**SET EXERCISE**: Look through the records below, count the lines with the word "ADAPT", and reply with only the number.

**Stored records**:
····················

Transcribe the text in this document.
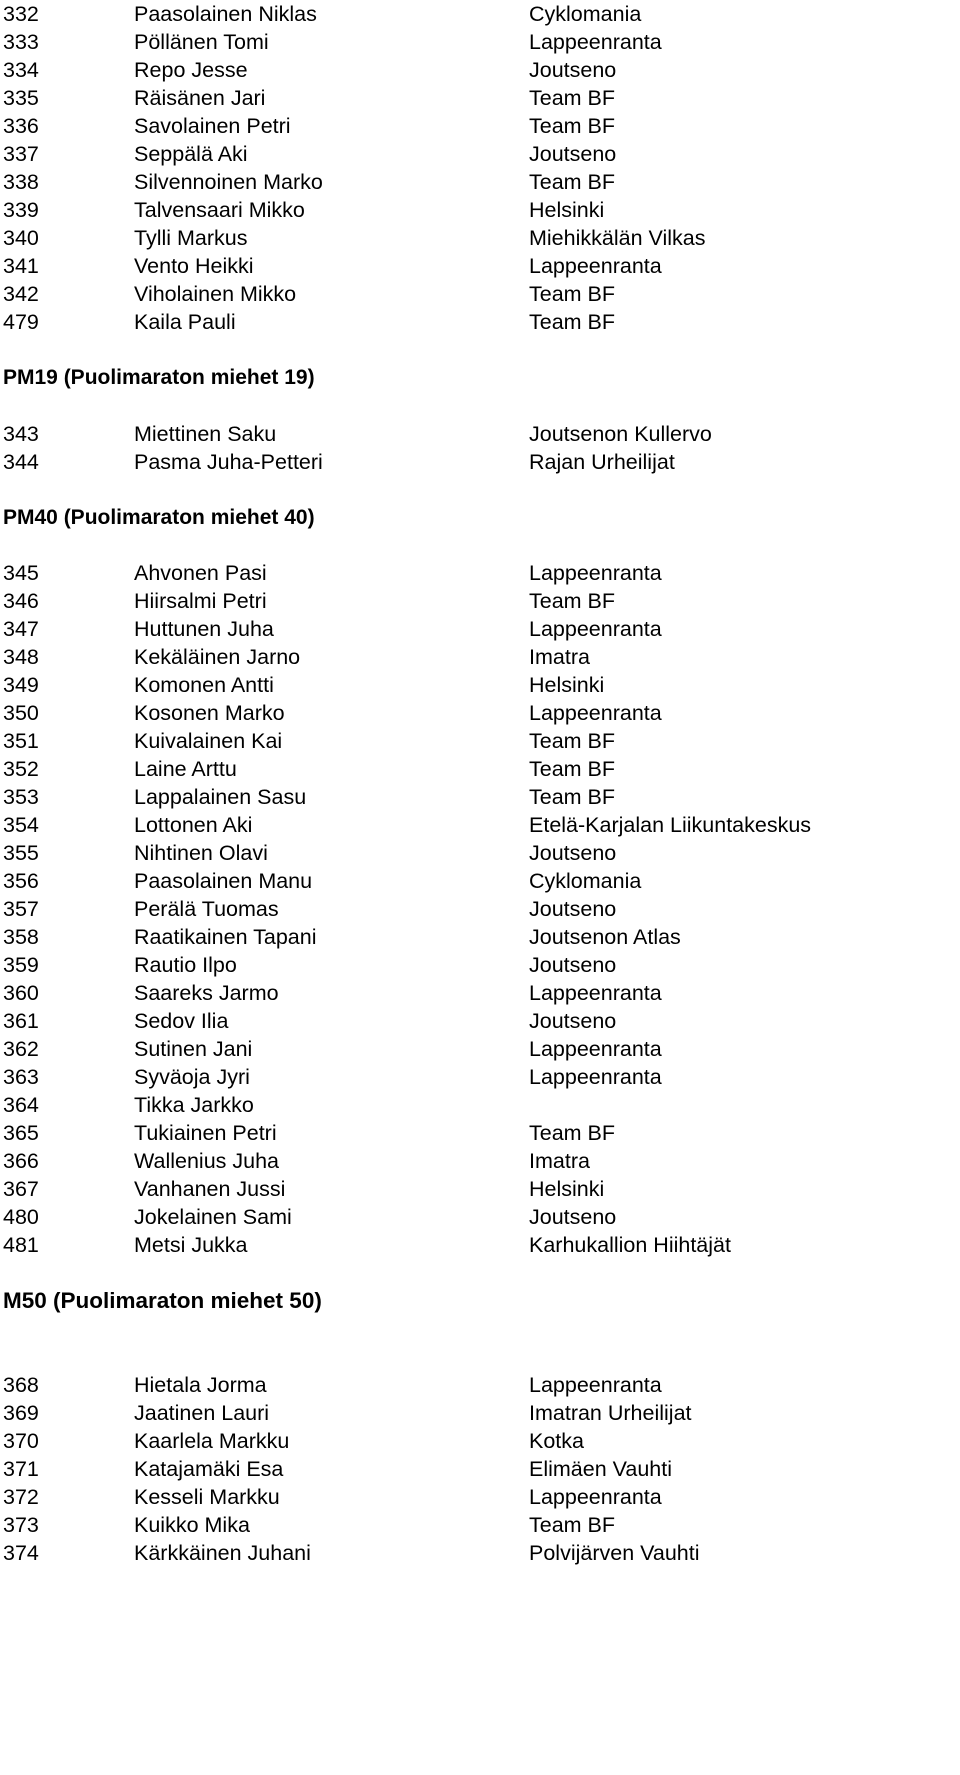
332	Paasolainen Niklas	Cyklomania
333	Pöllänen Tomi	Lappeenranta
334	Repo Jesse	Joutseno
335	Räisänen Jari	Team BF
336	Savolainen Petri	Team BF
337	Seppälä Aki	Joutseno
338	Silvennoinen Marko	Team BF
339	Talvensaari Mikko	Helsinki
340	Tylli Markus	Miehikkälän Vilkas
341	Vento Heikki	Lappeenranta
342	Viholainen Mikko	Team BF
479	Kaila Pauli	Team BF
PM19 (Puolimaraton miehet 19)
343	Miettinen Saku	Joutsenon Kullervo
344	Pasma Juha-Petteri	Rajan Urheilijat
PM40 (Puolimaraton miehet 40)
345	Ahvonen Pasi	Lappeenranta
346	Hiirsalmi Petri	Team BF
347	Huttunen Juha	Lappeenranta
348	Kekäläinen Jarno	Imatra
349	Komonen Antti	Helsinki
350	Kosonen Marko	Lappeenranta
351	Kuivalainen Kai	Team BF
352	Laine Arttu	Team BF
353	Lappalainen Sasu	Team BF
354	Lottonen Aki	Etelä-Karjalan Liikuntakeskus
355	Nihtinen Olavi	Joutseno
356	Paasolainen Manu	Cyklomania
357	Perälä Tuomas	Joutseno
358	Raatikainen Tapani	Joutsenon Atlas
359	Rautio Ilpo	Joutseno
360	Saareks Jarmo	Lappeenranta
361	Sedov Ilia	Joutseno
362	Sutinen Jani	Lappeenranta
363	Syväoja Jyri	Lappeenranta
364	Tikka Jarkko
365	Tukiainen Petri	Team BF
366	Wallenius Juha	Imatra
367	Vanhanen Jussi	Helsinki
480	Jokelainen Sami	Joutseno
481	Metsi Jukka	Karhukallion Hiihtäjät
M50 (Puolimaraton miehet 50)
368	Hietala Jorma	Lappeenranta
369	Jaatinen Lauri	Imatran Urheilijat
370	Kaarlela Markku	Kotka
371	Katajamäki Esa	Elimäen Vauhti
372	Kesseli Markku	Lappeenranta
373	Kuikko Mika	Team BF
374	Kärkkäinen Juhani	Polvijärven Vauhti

····················

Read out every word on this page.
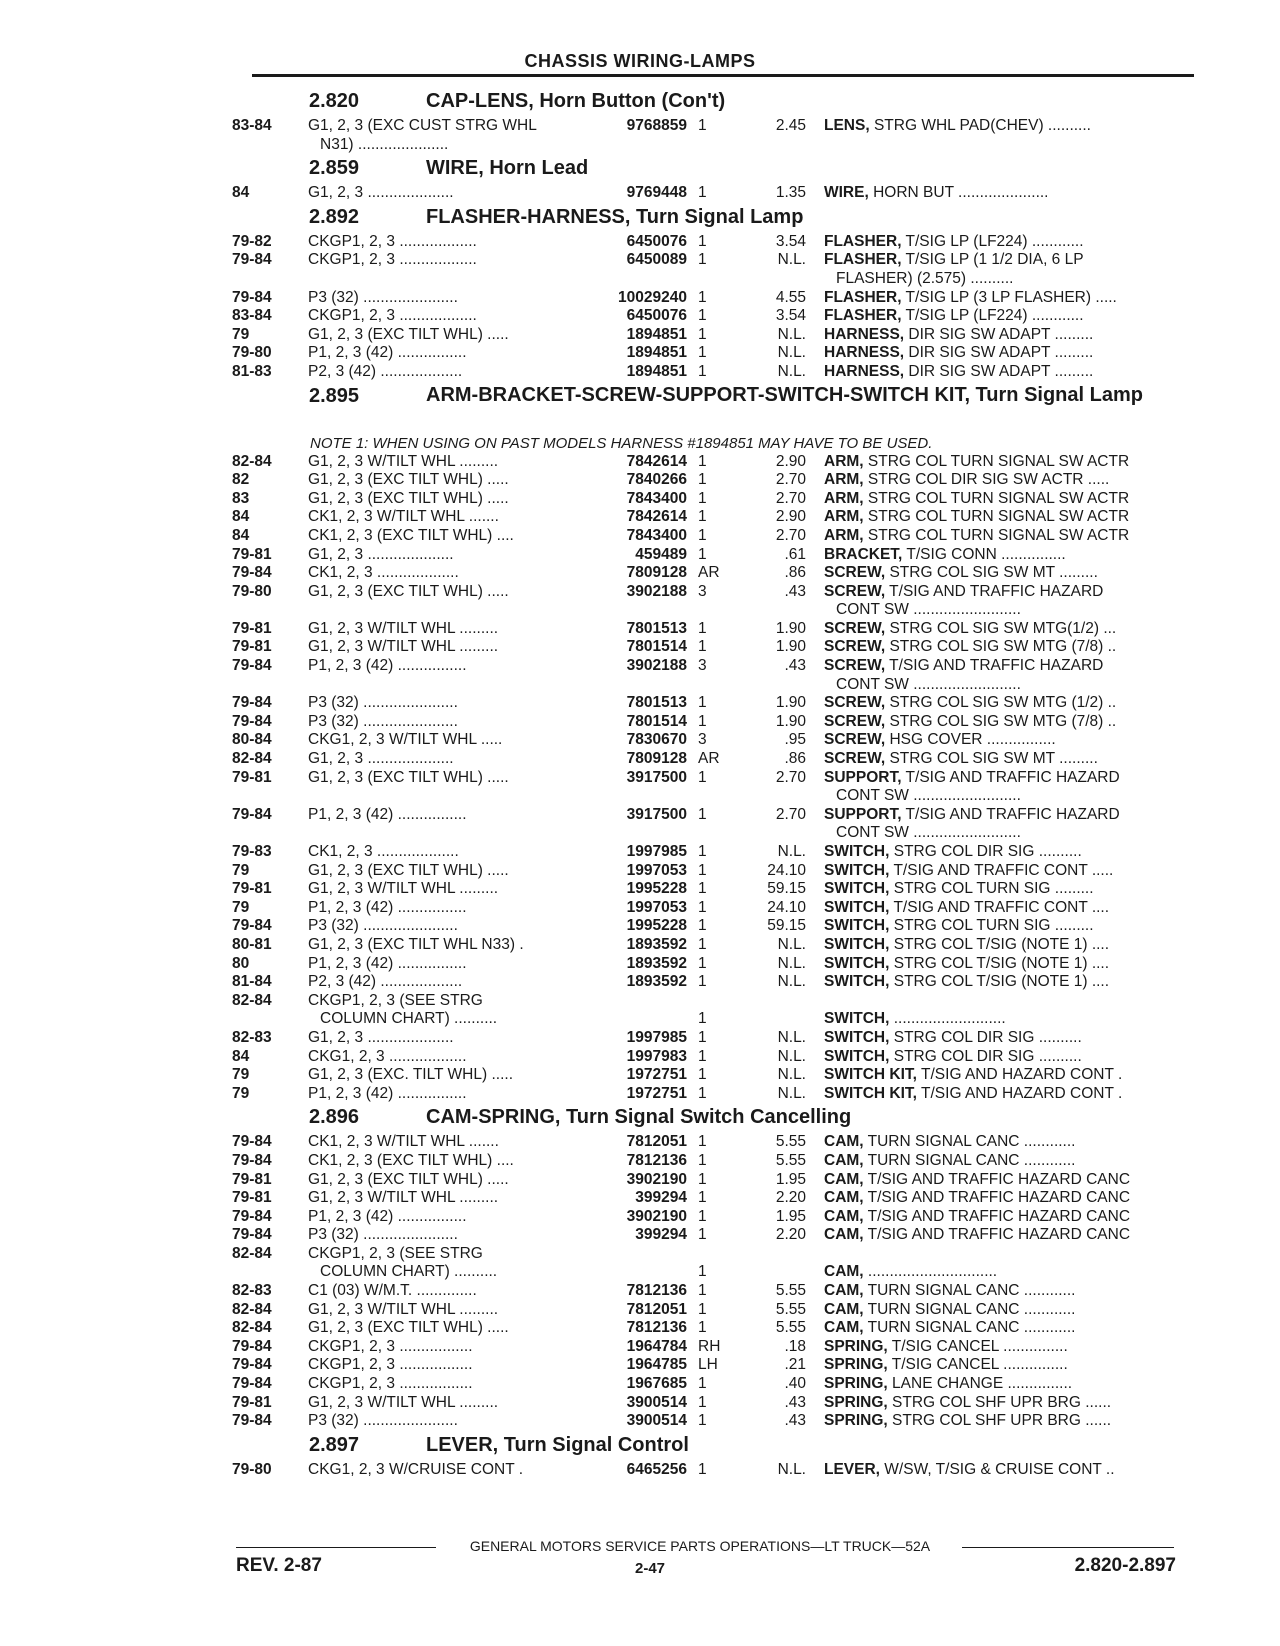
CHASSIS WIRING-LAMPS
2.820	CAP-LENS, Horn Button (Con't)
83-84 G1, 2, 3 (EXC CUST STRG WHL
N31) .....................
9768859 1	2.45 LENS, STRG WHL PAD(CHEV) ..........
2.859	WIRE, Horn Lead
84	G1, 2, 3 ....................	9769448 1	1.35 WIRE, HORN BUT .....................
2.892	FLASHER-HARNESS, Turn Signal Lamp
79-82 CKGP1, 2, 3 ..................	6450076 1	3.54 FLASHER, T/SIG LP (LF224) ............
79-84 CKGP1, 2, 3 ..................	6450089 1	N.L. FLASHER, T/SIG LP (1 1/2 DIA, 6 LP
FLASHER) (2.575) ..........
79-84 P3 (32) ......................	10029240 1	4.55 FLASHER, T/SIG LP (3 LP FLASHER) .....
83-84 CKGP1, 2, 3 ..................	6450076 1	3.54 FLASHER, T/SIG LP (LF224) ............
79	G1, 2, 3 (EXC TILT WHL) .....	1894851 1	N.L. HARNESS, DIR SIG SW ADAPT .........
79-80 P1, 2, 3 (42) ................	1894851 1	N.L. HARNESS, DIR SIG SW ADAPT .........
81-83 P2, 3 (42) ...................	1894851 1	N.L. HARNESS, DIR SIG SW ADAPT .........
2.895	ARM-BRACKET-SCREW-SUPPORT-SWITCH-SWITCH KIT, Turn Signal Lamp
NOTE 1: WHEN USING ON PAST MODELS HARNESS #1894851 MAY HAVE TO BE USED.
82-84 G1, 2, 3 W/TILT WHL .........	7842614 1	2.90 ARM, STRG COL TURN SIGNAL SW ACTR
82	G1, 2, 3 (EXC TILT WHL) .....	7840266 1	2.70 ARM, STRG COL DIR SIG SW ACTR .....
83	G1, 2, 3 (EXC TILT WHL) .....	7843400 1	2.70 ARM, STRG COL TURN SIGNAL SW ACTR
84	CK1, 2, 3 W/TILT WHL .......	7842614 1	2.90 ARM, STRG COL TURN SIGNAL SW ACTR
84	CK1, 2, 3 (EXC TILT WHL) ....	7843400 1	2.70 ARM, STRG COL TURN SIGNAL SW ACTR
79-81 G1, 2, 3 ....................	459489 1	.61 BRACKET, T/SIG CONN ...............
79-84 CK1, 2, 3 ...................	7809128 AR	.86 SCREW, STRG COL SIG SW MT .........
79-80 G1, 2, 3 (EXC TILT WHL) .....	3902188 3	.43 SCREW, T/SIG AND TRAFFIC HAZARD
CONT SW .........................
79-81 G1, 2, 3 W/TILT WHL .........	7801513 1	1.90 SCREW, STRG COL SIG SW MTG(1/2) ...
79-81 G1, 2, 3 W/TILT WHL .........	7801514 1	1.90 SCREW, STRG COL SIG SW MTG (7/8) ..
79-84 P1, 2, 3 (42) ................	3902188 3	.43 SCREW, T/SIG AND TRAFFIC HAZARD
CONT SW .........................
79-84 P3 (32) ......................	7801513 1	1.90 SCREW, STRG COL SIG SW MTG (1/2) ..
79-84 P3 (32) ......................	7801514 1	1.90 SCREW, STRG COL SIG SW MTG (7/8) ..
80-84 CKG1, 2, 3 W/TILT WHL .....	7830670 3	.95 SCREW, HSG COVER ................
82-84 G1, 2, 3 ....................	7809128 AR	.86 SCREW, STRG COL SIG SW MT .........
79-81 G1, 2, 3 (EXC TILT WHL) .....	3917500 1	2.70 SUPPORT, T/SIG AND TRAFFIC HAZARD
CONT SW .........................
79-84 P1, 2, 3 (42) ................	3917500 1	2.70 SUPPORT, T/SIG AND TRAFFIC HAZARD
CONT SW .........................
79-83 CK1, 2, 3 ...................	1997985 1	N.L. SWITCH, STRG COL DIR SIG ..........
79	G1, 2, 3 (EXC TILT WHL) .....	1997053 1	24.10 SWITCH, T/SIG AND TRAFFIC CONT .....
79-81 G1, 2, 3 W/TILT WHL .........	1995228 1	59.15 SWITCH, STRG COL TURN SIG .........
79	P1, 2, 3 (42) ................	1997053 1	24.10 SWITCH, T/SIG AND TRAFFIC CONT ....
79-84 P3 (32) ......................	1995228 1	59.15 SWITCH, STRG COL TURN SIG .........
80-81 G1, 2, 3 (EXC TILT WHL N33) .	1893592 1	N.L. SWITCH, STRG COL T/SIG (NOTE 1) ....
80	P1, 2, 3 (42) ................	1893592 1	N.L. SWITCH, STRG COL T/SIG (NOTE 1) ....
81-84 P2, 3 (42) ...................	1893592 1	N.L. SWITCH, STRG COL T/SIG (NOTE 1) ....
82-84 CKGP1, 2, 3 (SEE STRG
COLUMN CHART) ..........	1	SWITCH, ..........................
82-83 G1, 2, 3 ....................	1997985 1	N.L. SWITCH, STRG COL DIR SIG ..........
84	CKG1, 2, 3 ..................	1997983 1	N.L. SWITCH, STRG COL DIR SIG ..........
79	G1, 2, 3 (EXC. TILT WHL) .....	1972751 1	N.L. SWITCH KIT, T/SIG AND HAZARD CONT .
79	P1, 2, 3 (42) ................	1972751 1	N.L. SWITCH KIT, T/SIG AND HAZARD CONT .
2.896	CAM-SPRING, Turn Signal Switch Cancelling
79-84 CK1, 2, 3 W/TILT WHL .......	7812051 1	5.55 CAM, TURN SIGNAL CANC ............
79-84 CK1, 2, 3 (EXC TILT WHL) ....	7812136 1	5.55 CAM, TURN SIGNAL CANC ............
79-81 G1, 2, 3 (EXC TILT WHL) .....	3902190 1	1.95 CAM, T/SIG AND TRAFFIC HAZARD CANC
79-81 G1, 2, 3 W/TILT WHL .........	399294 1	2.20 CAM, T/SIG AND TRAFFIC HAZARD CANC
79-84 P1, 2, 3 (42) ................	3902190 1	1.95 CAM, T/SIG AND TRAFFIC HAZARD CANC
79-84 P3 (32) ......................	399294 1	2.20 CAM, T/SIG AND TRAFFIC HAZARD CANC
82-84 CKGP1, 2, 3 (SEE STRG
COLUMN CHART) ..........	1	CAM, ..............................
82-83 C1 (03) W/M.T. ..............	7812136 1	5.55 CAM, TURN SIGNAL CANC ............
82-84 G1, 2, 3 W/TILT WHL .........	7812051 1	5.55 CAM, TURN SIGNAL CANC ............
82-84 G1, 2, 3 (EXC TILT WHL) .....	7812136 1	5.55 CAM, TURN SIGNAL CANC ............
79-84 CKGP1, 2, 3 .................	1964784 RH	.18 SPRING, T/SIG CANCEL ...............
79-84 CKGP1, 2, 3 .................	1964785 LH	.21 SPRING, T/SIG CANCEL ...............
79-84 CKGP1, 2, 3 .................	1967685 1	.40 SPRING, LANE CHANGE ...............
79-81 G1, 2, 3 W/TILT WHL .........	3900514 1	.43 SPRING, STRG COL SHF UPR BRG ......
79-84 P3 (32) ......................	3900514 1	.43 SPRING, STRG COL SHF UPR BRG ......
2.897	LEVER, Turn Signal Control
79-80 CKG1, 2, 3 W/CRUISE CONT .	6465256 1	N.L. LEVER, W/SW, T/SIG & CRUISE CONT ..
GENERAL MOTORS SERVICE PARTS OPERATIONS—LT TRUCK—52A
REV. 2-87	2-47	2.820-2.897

····················

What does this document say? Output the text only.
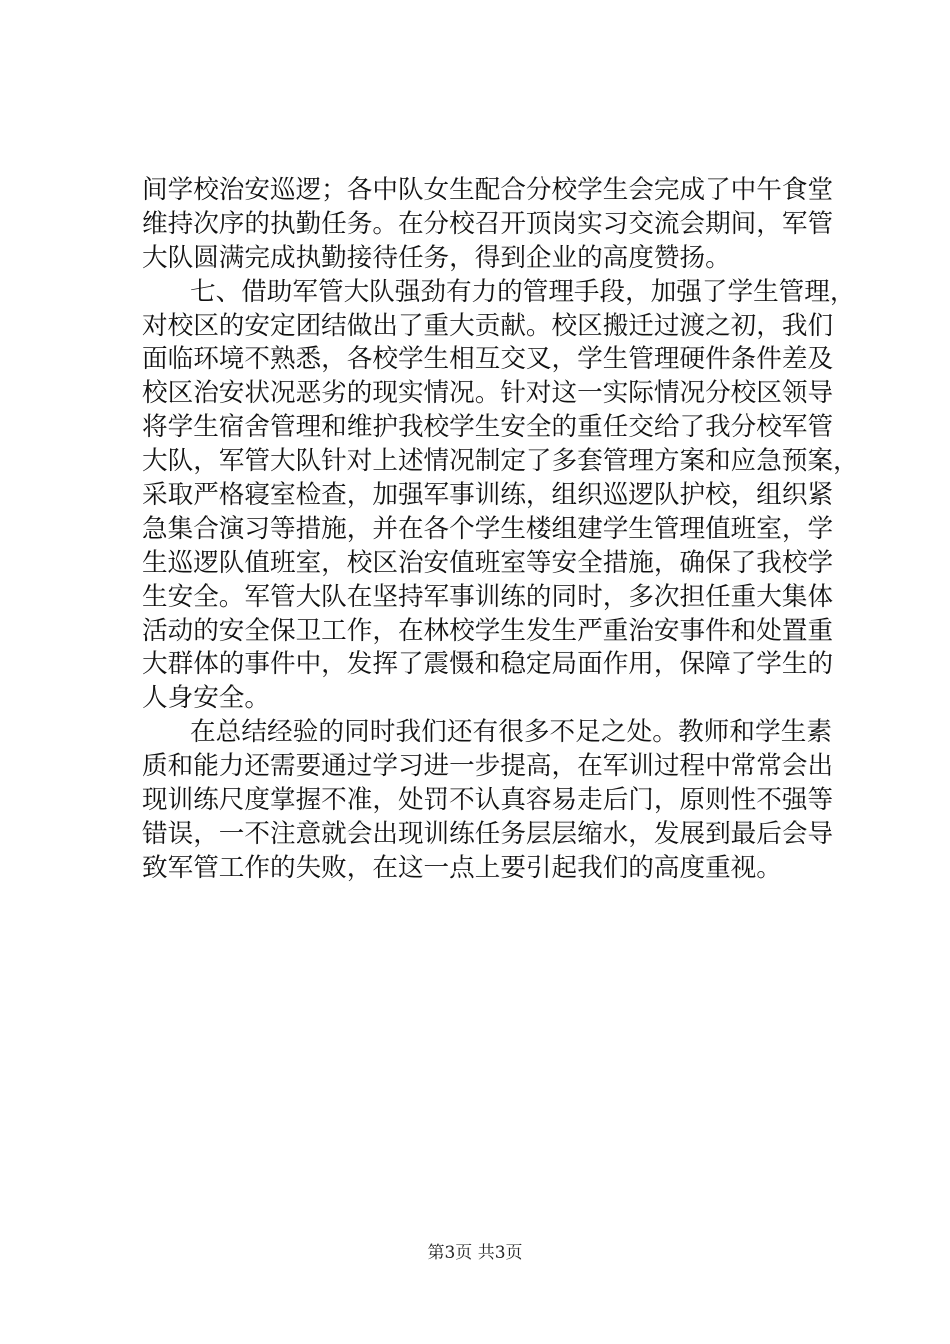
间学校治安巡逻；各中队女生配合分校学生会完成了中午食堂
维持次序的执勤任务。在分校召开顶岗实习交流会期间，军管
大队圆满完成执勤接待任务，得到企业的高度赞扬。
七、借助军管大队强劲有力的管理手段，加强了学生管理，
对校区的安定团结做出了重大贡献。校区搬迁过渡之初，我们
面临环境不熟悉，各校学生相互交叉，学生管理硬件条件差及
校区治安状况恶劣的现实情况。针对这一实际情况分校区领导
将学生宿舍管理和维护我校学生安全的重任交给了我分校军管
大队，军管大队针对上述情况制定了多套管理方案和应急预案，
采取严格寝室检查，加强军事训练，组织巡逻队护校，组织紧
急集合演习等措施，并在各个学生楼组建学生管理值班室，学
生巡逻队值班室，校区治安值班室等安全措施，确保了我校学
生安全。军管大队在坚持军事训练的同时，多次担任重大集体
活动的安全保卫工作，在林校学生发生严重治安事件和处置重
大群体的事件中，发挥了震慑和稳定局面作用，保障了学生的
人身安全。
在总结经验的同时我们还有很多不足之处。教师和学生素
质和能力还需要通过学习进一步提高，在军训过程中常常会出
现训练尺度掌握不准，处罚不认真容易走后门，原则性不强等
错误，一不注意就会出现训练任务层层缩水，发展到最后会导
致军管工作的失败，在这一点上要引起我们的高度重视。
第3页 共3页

····················

**ANSWER TO THIS EXERCISE**: 3